### EXERCISE MATERIALS
==============================

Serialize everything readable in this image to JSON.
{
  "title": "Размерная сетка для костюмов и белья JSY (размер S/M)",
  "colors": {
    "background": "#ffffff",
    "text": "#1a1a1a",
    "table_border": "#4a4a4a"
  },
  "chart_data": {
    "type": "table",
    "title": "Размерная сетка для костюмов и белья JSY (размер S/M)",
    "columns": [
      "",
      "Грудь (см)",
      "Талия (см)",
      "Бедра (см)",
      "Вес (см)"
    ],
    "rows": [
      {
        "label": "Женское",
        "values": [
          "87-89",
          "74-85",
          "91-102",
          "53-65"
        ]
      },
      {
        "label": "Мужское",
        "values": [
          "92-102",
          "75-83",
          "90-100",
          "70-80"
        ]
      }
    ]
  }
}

==============================

### YOUR OBJECTIVE
Retype every record above exactly as written.

### COMPLETE OUTPUT
Serialize everything readable in this image to JSON.
{
  "title": "Размерная сетка для костюмов и белья JSY (размер S/M)",
  "colors": {
    "background": "#ffffff",
    "text": "#1a1a1a",
    "table_border": "#4a4a4a"
  },
  "chart_data": {
    "type": "table",
    "title": "Размерная сетка для костюмов и белья JSY (размер S/M)",
    "columns": [
      "",
      "Грудь (см)",
      "Талия (см)",
      "Бедра (см)",
      "Вес (см)"
    ],
    "rows": [
      {
        "label": "Женское",
        "values": [
          "87-89",
          "74-85",
          "91-102",
          "53-65"
        ]
      },
      {
        "label": "Мужское",
        "values": [
          "92-102",
          "75-83",
          "90-100",
          "70-80"
        ]
      }
    ]
  }
}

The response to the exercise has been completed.